# GIVEN PROBLEM
In the records that follow, show each line where the word "false" is present.

## begin DATA RECORDS

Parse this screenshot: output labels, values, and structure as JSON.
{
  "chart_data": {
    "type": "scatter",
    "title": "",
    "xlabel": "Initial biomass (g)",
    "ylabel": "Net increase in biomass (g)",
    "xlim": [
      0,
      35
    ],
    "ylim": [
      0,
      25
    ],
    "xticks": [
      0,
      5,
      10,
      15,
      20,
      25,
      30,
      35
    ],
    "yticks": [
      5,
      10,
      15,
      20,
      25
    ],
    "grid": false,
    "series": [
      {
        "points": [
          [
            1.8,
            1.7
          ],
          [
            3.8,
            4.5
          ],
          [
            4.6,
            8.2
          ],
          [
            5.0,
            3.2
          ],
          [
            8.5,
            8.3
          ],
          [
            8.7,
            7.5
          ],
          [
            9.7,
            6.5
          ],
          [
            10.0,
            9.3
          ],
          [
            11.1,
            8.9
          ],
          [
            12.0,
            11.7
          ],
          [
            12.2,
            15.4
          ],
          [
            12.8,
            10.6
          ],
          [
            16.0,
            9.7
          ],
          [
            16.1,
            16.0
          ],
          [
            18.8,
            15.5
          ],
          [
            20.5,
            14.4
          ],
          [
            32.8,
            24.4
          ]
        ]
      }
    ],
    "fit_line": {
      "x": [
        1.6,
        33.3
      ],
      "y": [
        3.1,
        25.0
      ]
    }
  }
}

## end DATA RECORDS
## begin DATA RECORDS

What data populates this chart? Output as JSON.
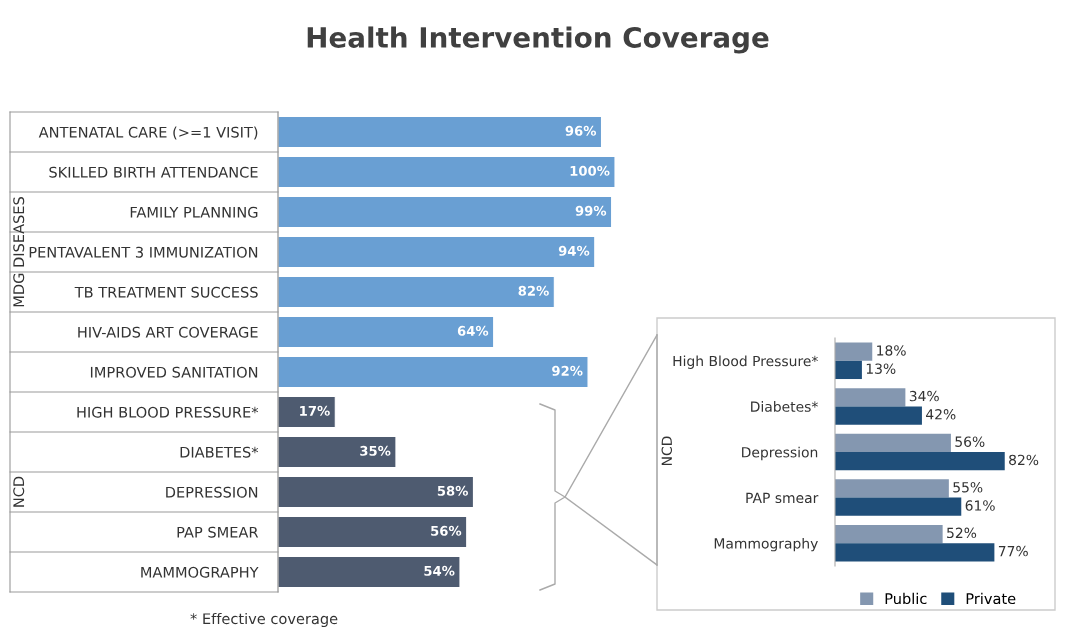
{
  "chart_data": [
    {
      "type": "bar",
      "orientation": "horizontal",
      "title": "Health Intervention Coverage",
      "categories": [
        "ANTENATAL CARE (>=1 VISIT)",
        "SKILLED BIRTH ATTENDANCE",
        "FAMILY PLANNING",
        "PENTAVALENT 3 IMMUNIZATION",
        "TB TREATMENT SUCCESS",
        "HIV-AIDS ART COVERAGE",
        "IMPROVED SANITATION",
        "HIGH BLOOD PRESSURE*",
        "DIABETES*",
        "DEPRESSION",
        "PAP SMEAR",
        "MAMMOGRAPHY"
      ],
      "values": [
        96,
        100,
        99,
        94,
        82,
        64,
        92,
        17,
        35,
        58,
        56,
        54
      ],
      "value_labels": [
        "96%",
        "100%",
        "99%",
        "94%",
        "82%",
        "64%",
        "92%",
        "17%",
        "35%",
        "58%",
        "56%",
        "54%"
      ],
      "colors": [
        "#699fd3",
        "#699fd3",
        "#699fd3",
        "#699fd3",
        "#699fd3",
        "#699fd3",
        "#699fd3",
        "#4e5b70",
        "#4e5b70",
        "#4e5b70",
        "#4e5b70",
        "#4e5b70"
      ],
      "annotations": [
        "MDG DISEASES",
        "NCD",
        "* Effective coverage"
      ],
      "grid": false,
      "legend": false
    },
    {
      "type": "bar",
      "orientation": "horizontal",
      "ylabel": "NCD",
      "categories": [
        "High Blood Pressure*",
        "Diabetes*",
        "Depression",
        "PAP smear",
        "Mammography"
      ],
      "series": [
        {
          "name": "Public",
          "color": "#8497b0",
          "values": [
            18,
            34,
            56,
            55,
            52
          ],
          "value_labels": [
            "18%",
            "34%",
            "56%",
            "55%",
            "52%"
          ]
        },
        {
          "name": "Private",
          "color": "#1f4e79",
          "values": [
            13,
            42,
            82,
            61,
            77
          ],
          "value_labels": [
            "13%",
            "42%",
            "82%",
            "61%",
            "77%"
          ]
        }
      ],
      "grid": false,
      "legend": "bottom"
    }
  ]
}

## end DATA RECORDS
## begin DATA RECORDS

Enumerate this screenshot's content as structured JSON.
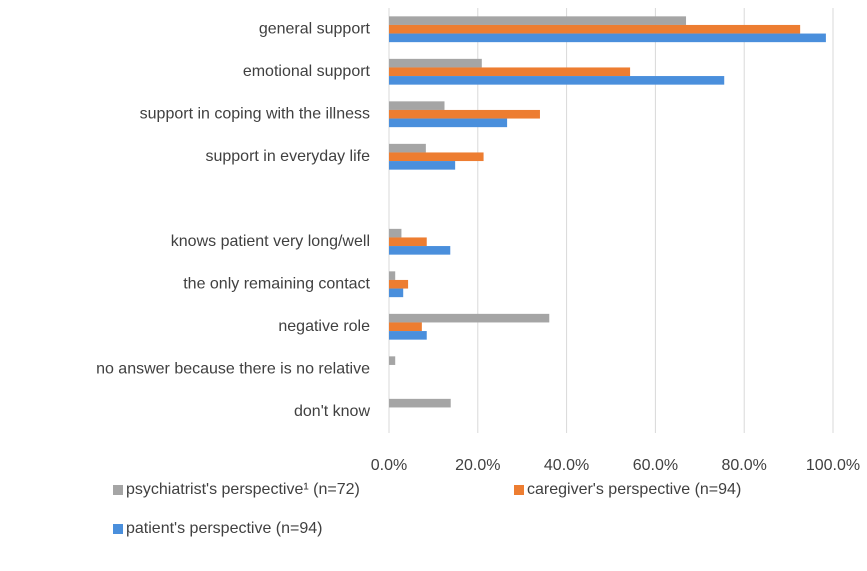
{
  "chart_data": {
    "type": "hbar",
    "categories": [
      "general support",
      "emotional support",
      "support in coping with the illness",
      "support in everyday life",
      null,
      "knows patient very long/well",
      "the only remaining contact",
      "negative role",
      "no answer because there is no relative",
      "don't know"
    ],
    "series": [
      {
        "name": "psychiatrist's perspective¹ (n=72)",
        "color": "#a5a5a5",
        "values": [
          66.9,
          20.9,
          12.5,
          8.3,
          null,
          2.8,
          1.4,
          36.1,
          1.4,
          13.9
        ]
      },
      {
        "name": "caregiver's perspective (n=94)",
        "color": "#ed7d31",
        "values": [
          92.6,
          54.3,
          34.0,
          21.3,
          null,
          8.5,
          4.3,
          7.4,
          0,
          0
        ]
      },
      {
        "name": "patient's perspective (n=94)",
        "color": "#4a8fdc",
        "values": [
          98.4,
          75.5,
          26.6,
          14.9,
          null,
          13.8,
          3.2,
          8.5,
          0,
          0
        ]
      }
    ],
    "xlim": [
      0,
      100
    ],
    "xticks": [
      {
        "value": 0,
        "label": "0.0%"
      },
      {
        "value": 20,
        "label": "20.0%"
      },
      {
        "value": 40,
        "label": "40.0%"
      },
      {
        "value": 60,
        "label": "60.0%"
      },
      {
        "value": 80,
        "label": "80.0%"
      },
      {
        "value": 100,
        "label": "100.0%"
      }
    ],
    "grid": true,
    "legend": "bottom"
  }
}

## end DATA RECORDS

# RESPONSE TO THE TASK
    "grid": false,
      "grid": false,
      "legend": false
      "grid": false,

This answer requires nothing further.